+++ Input for this task

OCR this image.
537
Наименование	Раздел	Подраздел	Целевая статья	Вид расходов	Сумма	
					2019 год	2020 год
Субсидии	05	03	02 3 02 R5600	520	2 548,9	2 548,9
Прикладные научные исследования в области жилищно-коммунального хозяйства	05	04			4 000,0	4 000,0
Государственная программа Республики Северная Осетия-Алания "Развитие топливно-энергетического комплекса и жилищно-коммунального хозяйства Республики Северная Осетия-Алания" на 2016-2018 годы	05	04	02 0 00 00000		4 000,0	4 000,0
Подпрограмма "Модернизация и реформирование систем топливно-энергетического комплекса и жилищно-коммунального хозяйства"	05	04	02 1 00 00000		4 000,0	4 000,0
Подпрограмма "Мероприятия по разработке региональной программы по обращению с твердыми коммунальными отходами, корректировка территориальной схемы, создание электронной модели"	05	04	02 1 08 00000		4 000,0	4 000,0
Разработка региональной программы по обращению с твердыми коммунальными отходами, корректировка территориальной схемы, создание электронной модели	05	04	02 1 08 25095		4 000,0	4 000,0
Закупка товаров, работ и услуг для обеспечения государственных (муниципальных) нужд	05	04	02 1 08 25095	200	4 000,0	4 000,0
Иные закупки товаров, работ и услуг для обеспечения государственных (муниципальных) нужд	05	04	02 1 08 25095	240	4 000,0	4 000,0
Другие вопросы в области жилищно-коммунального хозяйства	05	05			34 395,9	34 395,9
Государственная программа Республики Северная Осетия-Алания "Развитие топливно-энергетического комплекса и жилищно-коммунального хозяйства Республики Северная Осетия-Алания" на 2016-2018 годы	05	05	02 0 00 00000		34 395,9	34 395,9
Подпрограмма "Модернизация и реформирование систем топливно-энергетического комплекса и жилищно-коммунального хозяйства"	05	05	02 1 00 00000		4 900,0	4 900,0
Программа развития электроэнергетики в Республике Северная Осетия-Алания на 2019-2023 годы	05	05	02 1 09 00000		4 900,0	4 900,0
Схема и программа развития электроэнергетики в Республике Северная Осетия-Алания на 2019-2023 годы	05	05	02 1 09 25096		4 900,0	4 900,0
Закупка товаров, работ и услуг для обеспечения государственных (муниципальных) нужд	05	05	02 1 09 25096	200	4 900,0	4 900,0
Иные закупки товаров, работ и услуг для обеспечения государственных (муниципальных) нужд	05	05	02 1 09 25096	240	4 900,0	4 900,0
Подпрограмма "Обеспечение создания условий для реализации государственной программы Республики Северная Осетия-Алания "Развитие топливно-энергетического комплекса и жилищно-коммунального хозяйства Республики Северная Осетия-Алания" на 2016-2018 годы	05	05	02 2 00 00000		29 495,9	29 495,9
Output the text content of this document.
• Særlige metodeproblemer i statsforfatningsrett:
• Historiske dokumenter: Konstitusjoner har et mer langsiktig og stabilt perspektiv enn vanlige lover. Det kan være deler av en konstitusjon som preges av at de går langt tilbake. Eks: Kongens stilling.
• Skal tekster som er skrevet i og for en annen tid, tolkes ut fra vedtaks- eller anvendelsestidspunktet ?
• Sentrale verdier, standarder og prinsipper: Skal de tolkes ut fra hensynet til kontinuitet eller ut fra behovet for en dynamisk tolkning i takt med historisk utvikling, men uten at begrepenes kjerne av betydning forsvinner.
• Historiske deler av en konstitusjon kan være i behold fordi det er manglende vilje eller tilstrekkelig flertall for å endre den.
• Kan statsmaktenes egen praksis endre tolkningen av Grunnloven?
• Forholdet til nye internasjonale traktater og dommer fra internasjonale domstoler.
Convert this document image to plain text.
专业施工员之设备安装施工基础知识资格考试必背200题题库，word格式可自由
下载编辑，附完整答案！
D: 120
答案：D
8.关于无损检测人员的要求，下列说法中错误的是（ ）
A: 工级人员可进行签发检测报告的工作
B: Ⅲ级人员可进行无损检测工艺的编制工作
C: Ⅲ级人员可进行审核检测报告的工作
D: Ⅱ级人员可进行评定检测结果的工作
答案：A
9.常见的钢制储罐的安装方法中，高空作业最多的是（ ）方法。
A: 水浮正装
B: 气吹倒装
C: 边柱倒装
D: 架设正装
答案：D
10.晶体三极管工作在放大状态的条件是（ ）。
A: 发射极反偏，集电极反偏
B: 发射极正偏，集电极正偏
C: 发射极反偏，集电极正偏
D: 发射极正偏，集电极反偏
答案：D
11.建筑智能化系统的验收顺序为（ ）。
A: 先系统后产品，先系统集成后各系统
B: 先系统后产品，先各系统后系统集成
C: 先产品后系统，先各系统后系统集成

++++++

__Exercise__.
Locate "Convert this document image to plain text." in the material, then quote the line that contains it and all lines after it through the final one.

__Exercise answer__.
Convert this document image to plain text.
专业施工员之设备安装施工基础知识资格考试必背200题题库，word格式可自由
下载编辑，附完整答案！
D: 120
答案：D
8.关于无损检测人员的要求，下列说法中错误的是（ ）
A: 工级人员可进行签发检测报告的工作
B: Ⅲ级人员可进行无损检测工艺的编制工作
C: Ⅲ级人员可进行审核检测报告的工作
D: Ⅱ级人员可进行评定检测结果的工作
答案：A
9.常见的钢制储罐的安装方法中，高空作业最多的是（ ）方法。
A: 水浮正装
B: 气吹倒装
C: 边柱倒装
D: 架设正装
答案：D
10.晶体三极管工作在放大状态的条件是（ ）。
A: 发射极反偏，集电极反偏
B: 发射极正偏，集电极正偏
C: 发射极反偏，集电极正偏
D: 发射极正偏，集电极反偏
答案：D
11.建筑智能化系统的验收顺序为（ ）。
A: 先系统后产品，先系统集成后各系统
B: 先系统后产品，先各系统后系统集成
C: 先产品后系统，先各系统后系统集成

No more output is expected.